* _EXERCISE DESCRIPTION_: Work out how many lines in the listing below include the word "District"; answer with the number alone.
· · · ·
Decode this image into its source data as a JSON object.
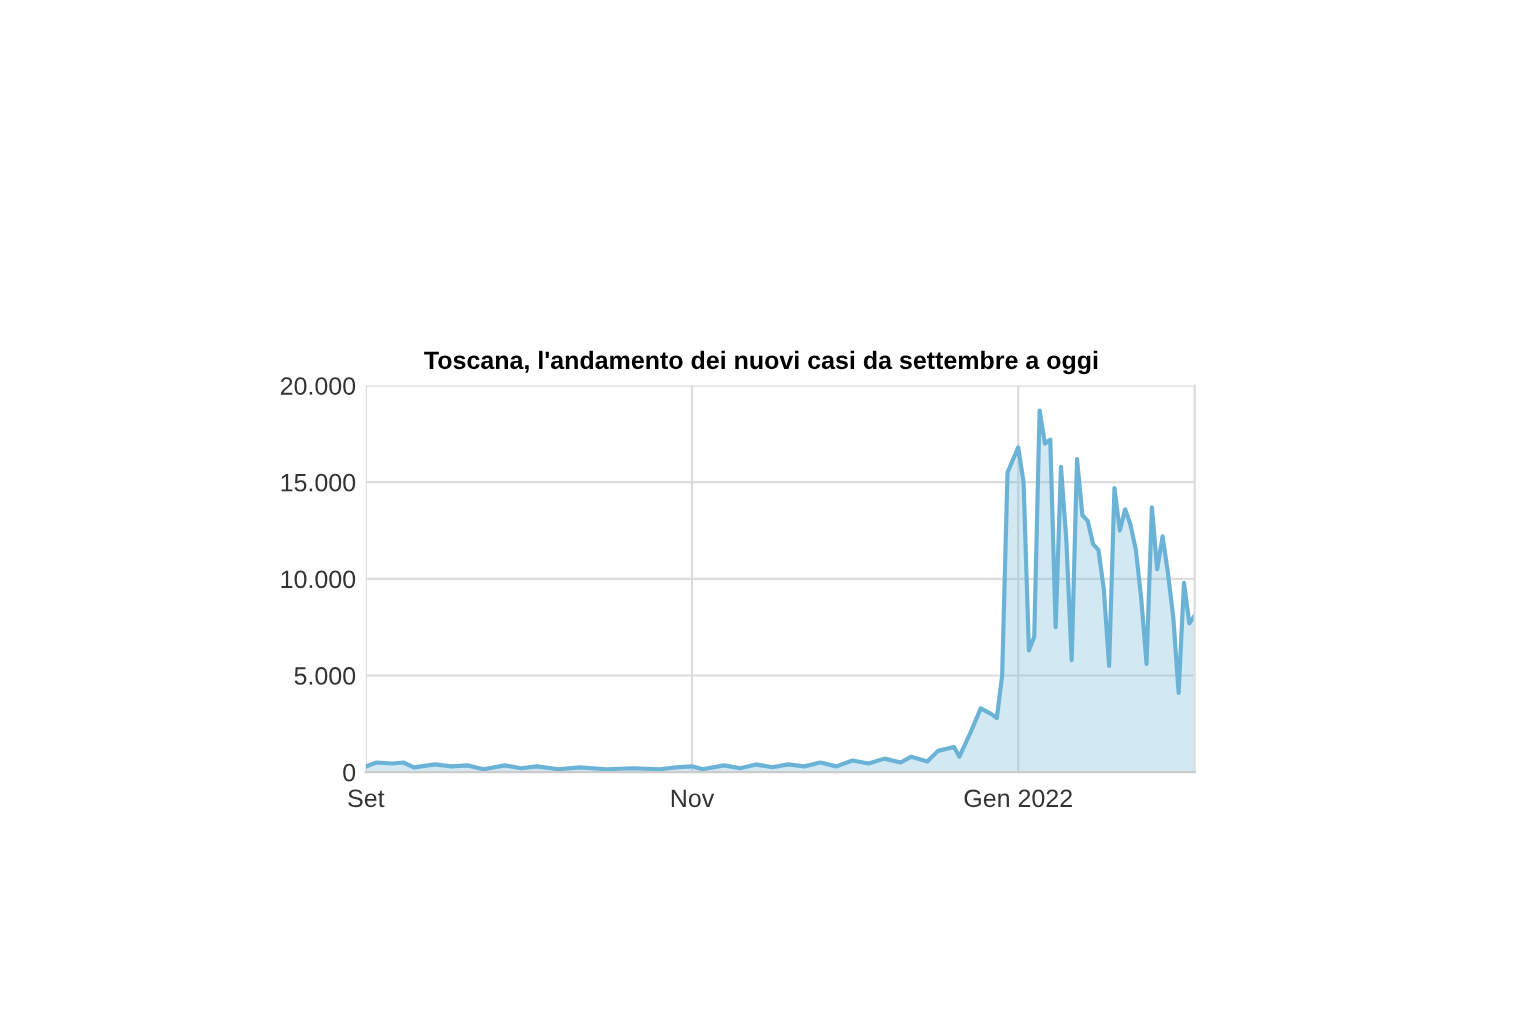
{
  "chart_data": {
    "type": "area",
    "title": "Toscana, l'andamento dei nuovi casi da settembre a oggi",
    "x": [
      "2021-09-01",
      "2021-09-03",
      "2021-09-06",
      "2021-09-08",
      "2021-09-10",
      "2021-09-14",
      "2021-09-17",
      "2021-09-20",
      "2021-09-23",
      "2021-09-27",
      "2021-09-30",
      "2021-10-03",
      "2021-10-07",
      "2021-10-11",
      "2021-10-16",
      "2021-10-21",
      "2021-10-26",
      "2021-10-29",
      "2021-11-01",
      "2021-11-03",
      "2021-11-07",
      "2021-11-10",
      "2021-11-13",
      "2021-11-16",
      "2021-11-19",
      "2021-11-22",
      "2021-11-25",
      "2021-11-28",
      "2021-12-01",
      "2021-12-04",
      "2021-12-07",
      "2021-12-10",
      "2021-12-12",
      "2021-12-15",
      "2021-12-17",
      "2021-12-20",
      "2021-12-21",
      "2021-12-23",
      "2021-12-25",
      "2021-12-27",
      "2021-12-28",
      "2021-12-29",
      "2021-12-30",
      "2022-01-01",
      "2022-01-02",
      "2022-01-03",
      "2022-01-04",
      "2022-01-05",
      "2022-01-06",
      "2022-01-07",
      "2022-01-08",
      "2022-01-09",
      "2022-01-10",
      "2022-01-11",
      "2022-01-12",
      "2022-01-13",
      "2022-01-14",
      "2022-01-15",
      "2022-01-16",
      "2022-01-17",
      "2022-01-18",
      "2022-01-19",
      "2022-01-20",
      "2022-01-21",
      "2022-01-22",
      "2022-01-23",
      "2022-01-24",
      "2022-01-25",
      "2022-01-26",
      "2022-01-27",
      "2022-01-28",
      "2022-01-29",
      "2022-01-30",
      "2022-01-31",
      "2022-02-01",
      "2022-02-02",
      "2022-02-03"
    ],
    "series": [
      {
        "color": "#6bb3d6",
        "values": [
          300,
          500,
          450,
          500,
          250,
          400,
          300,
          350,
          150,
          350,
          200,
          300,
          150,
          250,
          150,
          200,
          150,
          250,
          300,
          150,
          350,
          200,
          400,
          250,
          400,
          300,
          500,
          300,
          600,
          450,
          700,
          500,
          800,
          550,
          1100,
          1300,
          800,
          2000,
          3300,
          3000,
          2800,
          5000,
          15500,
          16800,
          15000,
          6300,
          7000,
          18700,
          17000,
          17200,
          7500,
          15800,
          12000,
          5800,
          16200,
          13300,
          13000,
          11800,
          11500,
          9500,
          5500,
          14700,
          12500,
          13600,
          12800,
          11500,
          9000,
          5600,
          13700,
          10500,
          12200,
          10300,
          8000,
          4100,
          9800,
          7700,
          8100
        ]
      }
    ],
    "xlim": [
      "2021-09-01",
      "2022-02-03"
    ],
    "xticks": [
      {
        "value": "2021-09-01",
        "label": "Set"
      },
      {
        "value": "2021-11-01",
        "label": "Nov"
      },
      {
        "value": "2022-01-01",
        "label": "Gen 2022"
      }
    ],
    "ylim": [
      0,
      20000
    ],
    "yticks": [
      0,
      {
        "value": 5000,
        "label": "5.000"
      },
      {
        "value": 10000,
        "label": "10.000"
      },
      {
        "value": 15000,
        "label": "15.000"
      },
      {
        "value": 20000,
        "label": "20.000"
      }
    ],
    "grid": true
  }
}
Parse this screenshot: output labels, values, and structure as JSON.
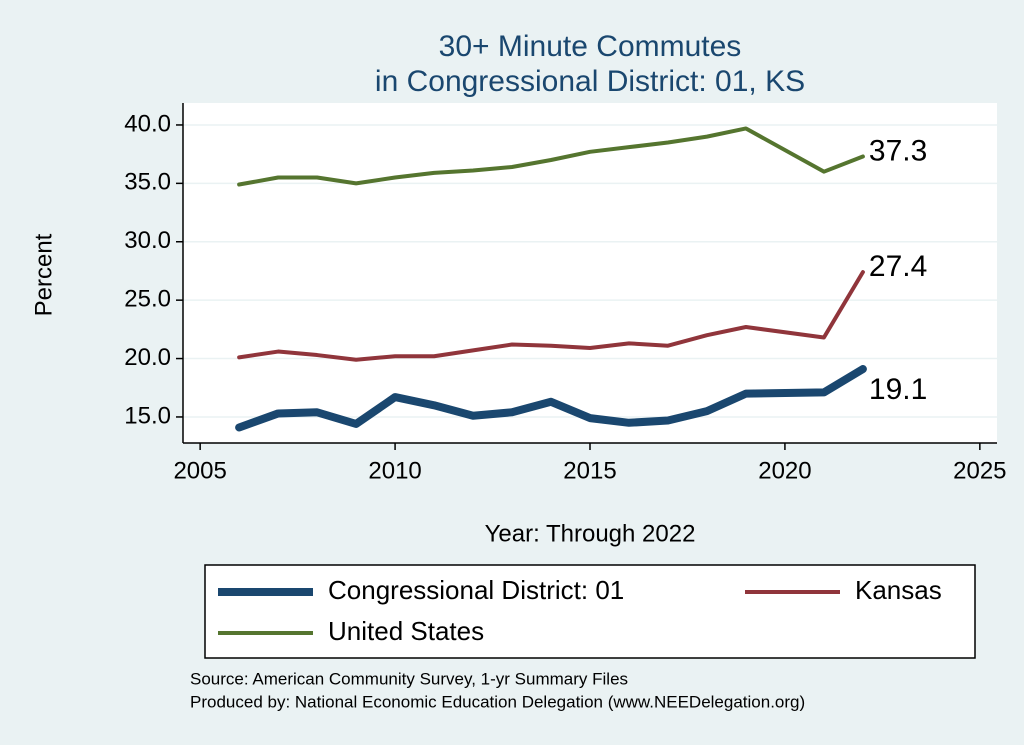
{
  "chart_data": {
    "type": "line",
    "title": [
      "30+ Minute Commutes",
      "in Congressional District:  01, KS"
    ],
    "x_label": "Year: Through 2022",
    "y_label": "Percent",
    "x": [
      2006,
      2007,
      2008,
      2009,
      2010,
      2011,
      2012,
      2013,
      2014,
      2015,
      2016,
      2017,
      2018,
      2019,
      2021,
      2022
    ],
    "series": [
      {
        "name": "Congressional District:  01",
        "color": "#1a476f",
        "width": 8,
        "values": [
          14.1,
          15.3,
          15.4,
          14.4,
          16.7,
          16.0,
          15.1,
          15.4,
          16.3,
          14.9,
          14.5,
          14.7,
          15.5,
          17.0,
          17.1,
          19.1
        ]
      },
      {
        "name": "Kansas",
        "color": "#90353b",
        "width": 4,
        "values": [
          20.1,
          20.6,
          20.3,
          19.9,
          20.2,
          20.2,
          20.7,
          21.2,
          21.1,
          20.9,
          21.3,
          21.1,
          22.0,
          22.7,
          21.8,
          27.4
        ]
      },
      {
        "name": "United States",
        "color": "#55752f",
        "width": 4,
        "values": [
          34.9,
          35.5,
          35.5,
          35.0,
          35.5,
          35.9,
          36.1,
          36.4,
          37.0,
          37.7,
          38.1,
          38.5,
          39.0,
          39.7,
          36.0,
          37.3
        ]
      }
    ],
    "xlim": [
      2004.56,
      2025.44
    ],
    "xticks": [
      2005,
      2010,
      2015,
      2020,
      2025
    ],
    "ylim": [
      12.77,
      41.88
    ],
    "yticks": [
      {
        "value": 15,
        "label": "15.0"
      },
      {
        "value": 20,
        "label": "20.0"
      },
      {
        "value": 25,
        "label": "25.0"
      },
      {
        "value": 30,
        "label": "30.0"
      },
      {
        "value": 35,
        "label": "35.0"
      },
      {
        "value": 40,
        "label": "40.0"
      }
    ],
    "grid": true,
    "notes": [
      "Source: American Community Survey, 1-yr Summary Files",
      "Produced by: National Economic Education Delegation (www.NEEDelegation.org)"
    ]
  }
}
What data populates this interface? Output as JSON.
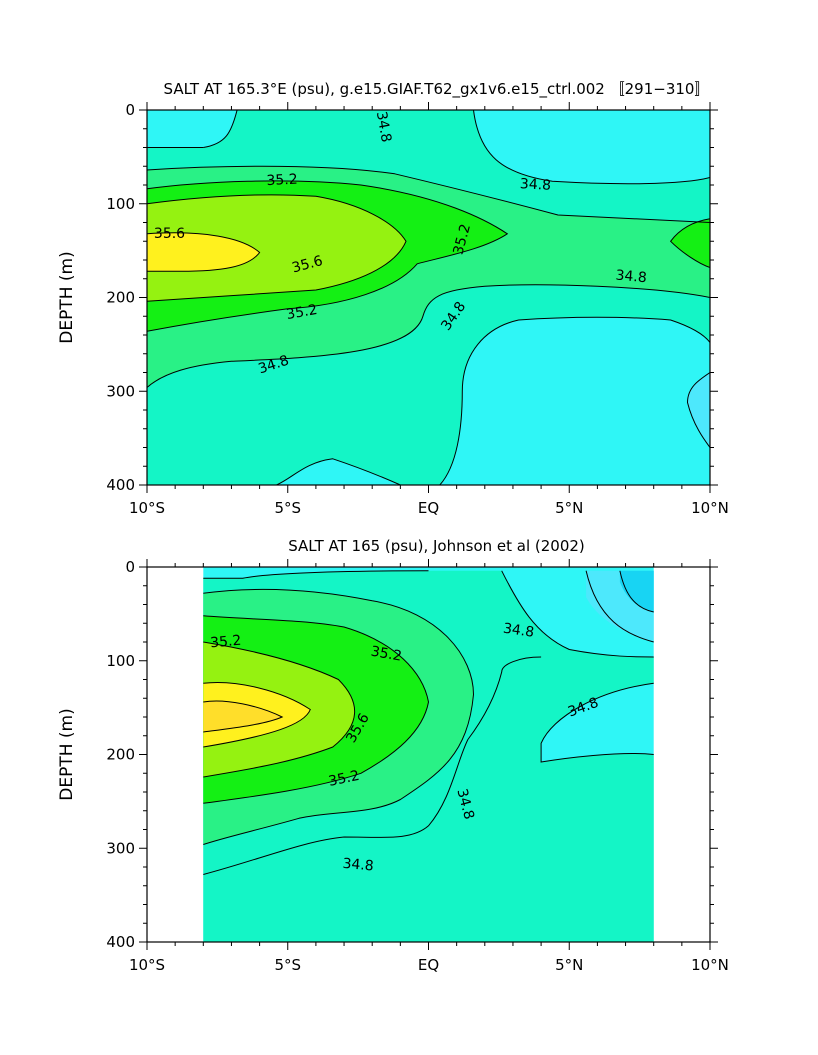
{
  "colors": {
    "below_34_8": "#2ff6f6",
    "34_8_to_35_0": "#14f5c6",
    "35_0_to_35_2": "#29f186",
    "35_2_to_35_4": "#14f014",
    "35_4_to_35_6": "#95f211",
    "35_6_to_35_8": "#fff11e",
    "above_35_8": "#ffde2a",
    "low_a": "#4de8fc",
    "low_b": "#18d4f3",
    "contour_line": "#000000"
  },
  "chart_data": [
    {
      "type": "heatmap",
      "title": "SALT AT 165.3°E (psu), g.e15.GIAF.T62_gx1v6.e15_ctrl.002 〚291−310〛",
      "xlabel": "",
      "ylabel": "DEPTH (m)",
      "xlim": [
        -10,
        10
      ],
      "ylim": [
        400,
        0
      ],
      "x_ticks": [
        -10,
        -5,
        0,
        5,
        10
      ],
      "x_tick_labels": [
        "10°S",
        "5°S",
        "EQ",
        "5°N",
        "10°N"
      ],
      "y_ticks": [
        0,
        100,
        200,
        300,
        400
      ],
      "y_tick_labels": [
        "0",
        "100",
        "200",
        "300",
        "400"
      ],
      "contour_levels": [
        34.8,
        35.0,
        35.2,
        35.4,
        35.6
      ],
      "contour_labels": [
        {
          "text": "34.8",
          "lat": -1.6,
          "depth": 18,
          "angle": 80
        },
        {
          "text": "35.2",
          "lat": -5.2,
          "depth": 75,
          "angle": -3
        },
        {
          "text": "34.8",
          "lat": 3.8,
          "depth": 80,
          "angle": 3
        },
        {
          "text": "35.6",
          "lat": -9.2,
          "depth": 132,
          "angle": 0
        },
        {
          "text": "35.2",
          "lat": 1.2,
          "depth": 138,
          "angle": -75
        },
        {
          "text": "35.6",
          "lat": -4.3,
          "depth": 165,
          "angle": -15
        },
        {
          "text": "34.8",
          "lat": 7.2,
          "depth": 178,
          "angle": 5
        },
        {
          "text": "35.2",
          "lat": -4.5,
          "depth": 216,
          "angle": -10
        },
        {
          "text": "34.8",
          "lat": 0.9,
          "depth": 220,
          "angle": -55
        },
        {
          "text": "34.8",
          "lat": -5.5,
          "depth": 272,
          "angle": -18
        }
      ]
    },
    {
      "type": "heatmap",
      "title": "SALT AT 165 (psu), Johnson et al (2002)",
      "xlabel": "",
      "ylabel": "DEPTH (m)",
      "xlim": [
        -10,
        10
      ],
      "ylim": [
        400,
        0
      ],
      "data_extent_lat": [
        -8,
        8
      ],
      "x_ticks": [
        -10,
        -5,
        0,
        5,
        10
      ],
      "x_tick_labels": [
        "10°S",
        "5°S",
        "EQ",
        "5°N",
        "10°N"
      ],
      "y_ticks": [
        0,
        100,
        200,
        300,
        400
      ],
      "y_tick_labels": [
        "0",
        "100",
        "200",
        "300",
        "400"
      ],
      "contour_levels": [
        34.8,
        35.0,
        35.2,
        35.4,
        35.6
      ],
      "contour_labels": [
        {
          "text": "35.2",
          "lat": -7.2,
          "depth": 80,
          "angle": -5
        },
        {
          "text": "34.8",
          "lat": 3.2,
          "depth": 68,
          "angle": 8
        },
        {
          "text": "35.2",
          "lat": -1.5,
          "depth": 93,
          "angle": 10
        },
        {
          "text": "34.8",
          "lat": 5.5,
          "depth": 150,
          "angle": -20
        },
        {
          "text": "35.6",
          "lat": -2.5,
          "depth": 172,
          "angle": -60
        },
        {
          "text": "35.2",
          "lat": -3.0,
          "depth": 226,
          "angle": -12
        },
        {
          "text": "34.8",
          "lat": 1.3,
          "depth": 253,
          "angle": 75
        },
        {
          "text": "34.8",
          "lat": -2.5,
          "depth": 318,
          "angle": 5
        }
      ]
    }
  ]
}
· · · ·
* _IN RESPONSE_: 2